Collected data
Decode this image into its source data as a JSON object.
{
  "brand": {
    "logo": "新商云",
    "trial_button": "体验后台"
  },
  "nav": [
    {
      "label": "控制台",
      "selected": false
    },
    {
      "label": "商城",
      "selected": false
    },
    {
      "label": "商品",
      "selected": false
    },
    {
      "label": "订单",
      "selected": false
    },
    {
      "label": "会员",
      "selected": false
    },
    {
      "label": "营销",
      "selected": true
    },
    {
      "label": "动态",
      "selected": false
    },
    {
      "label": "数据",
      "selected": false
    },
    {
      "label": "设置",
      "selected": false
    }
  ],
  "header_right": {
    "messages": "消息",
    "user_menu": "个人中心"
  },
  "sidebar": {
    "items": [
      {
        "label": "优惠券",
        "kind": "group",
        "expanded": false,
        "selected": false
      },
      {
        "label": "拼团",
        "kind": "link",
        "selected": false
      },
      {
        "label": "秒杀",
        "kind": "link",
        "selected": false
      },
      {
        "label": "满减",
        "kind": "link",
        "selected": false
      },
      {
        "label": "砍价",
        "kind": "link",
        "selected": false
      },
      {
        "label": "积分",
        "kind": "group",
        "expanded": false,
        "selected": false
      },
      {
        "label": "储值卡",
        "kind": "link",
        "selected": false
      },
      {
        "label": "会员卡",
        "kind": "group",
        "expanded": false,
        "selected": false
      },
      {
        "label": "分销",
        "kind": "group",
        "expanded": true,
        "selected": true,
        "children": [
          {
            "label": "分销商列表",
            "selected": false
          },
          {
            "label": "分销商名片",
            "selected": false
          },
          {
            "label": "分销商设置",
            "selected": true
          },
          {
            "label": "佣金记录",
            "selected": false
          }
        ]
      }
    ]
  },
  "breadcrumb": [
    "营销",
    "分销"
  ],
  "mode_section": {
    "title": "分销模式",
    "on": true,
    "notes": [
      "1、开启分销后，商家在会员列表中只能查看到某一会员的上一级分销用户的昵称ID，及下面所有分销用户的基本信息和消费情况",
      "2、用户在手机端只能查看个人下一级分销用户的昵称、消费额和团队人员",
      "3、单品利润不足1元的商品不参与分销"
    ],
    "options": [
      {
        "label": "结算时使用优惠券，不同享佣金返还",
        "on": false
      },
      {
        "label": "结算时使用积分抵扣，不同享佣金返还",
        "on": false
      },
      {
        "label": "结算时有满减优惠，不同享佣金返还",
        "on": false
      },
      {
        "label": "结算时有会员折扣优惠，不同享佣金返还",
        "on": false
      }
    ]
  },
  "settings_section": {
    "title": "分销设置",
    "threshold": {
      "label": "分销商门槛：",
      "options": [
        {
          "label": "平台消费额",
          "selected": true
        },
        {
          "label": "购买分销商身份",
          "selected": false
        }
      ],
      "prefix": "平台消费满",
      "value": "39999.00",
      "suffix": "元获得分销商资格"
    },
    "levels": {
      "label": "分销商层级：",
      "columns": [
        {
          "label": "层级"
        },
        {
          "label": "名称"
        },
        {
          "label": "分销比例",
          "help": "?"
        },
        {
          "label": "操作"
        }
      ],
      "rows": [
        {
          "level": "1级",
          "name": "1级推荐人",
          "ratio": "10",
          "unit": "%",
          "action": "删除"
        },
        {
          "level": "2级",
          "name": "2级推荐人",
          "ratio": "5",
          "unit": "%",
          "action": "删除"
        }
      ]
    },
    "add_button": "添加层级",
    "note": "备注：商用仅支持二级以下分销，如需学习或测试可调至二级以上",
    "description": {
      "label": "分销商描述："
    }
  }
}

Problem requirements
Copy out each record, keeping every word as it is.

Reply
Decode this image into its source data as a JSON object.
{
  "brand": {
    "logo": "新商云",
    "trial_button": "体验后台"
  },
  "nav": [
    {
      "label": "控制台",
      "selected": false
    },
    {
      "label": "商城",
      "selected": false
    },
    {
      "label": "商品",
      "selected": false
    },
    {
      "label": "订单",
      "selected": false
    },
    {
      "label": "会员",
      "selected": false
    },
    {
      "label": "营销",
      "selected": true
    },
    {
      "label": "动态",
      "selected": false
    },
    {
      "label": "数据",
      "selected": false
    },
    {
      "label": "设置",
      "selected": false
    }
  ],
  "header_right": {
    "messages": "消息",
    "user_menu": "个人中心"
  },
  "sidebar": {
    "items": [
      {
        "label": "优惠券",
        "kind": "group",
        "expanded": false,
        "selected": false
      },
      {
        "label": "拼团",
        "kind": "link",
        "selected": false
      },
      {
        "label": "秒杀",
        "kind": "link",
        "selected": false
      },
      {
        "label": "满减",
        "kind": "link",
        "selected": false
      },
      {
        "label": "砍价",
        "kind": "link",
        "selected": false
      },
      {
        "label": "积分",
        "kind": "group",
        "expanded": false,
        "selected": false
      },
      {
        "label": "储值卡",
        "kind": "link",
        "selected": false
      },
      {
        "label": "会员卡",
        "kind": "group",
        "expanded": false,
        "selected": false
      },
      {
        "label": "分销",
        "kind": "group",
        "expanded": true,
        "selected": true,
        "children": [
          {
            "label": "分销商列表",
            "selected": false
          },
          {
            "label": "分销商名片",
            "selected": false
          },
          {
            "label": "分销商设置",
            "selected": true
          },
          {
            "label": "佣金记录",
            "selected": false
          }
        ]
      }
    ]
  },
  "breadcrumb": [
    "营销",
    "分销"
  ],
  "mode_section": {
    "title": "分销模式",
    "on": true,
    "notes": [
      "1、开启分销后，商家在会员列表中只能查看到某一会员的上一级分销用户的昵称ID，及下面所有分销用户的基本信息和消费情况",
      "2、用户在手机端只能查看个人下一级分销用户的昵称、消费额和团队人员",
      "3、单品利润不足1元的商品不参与分销"
    ],
    "options": [
      {
        "label": "结算时使用优惠券，不同享佣金返还",
        "on": false
      },
      {
        "label": "结算时使用积分抵扣，不同享佣金返还",
        "on": false
      },
      {
        "label": "结算时有满减优惠，不同享佣金返还",
        "on": false
      },
      {
        "label": "结算时有会员折扣优惠，不同享佣金返还",
        "on": false
      }
    ]
  },
  "settings_section": {
    "title": "分销设置",
    "threshold": {
      "label": "分销商门槛：",
      "options": [
        {
          "label": "平台消费额",
          "selected": true
        },
        {
          "label": "购买分销商身份",
          "selected": false
        }
      ],
      "prefix": "平台消费满",
      "value": "39999.00",
      "suffix": "元获得分销商资格"
    },
    "levels": {
      "label": "分销商层级：",
      "columns": [
        {
          "label": "层级"
        },
        {
          "label": "名称"
        },
        {
          "label": "分销比例",
          "help": "?"
        },
        {
          "label": "操作"
        }
      ],
      "rows": [
        {
          "level": "1级",
          "name": "1级推荐人",
          "ratio": "10",
          "unit": "%",
          "action": "删除"
        },
        {
          "level": "2级",
          "name": "2级推荐人",
          "ratio": "5",
          "unit": "%",
          "action": "删除"
        }
      ]
    },
    "add_button": "添加层级",
    "note": "备注：商用仅支持二级以下分销，如需学习或测试可调至二级以上",
    "description": {
      "label": "分销商描述："
    }
  }
}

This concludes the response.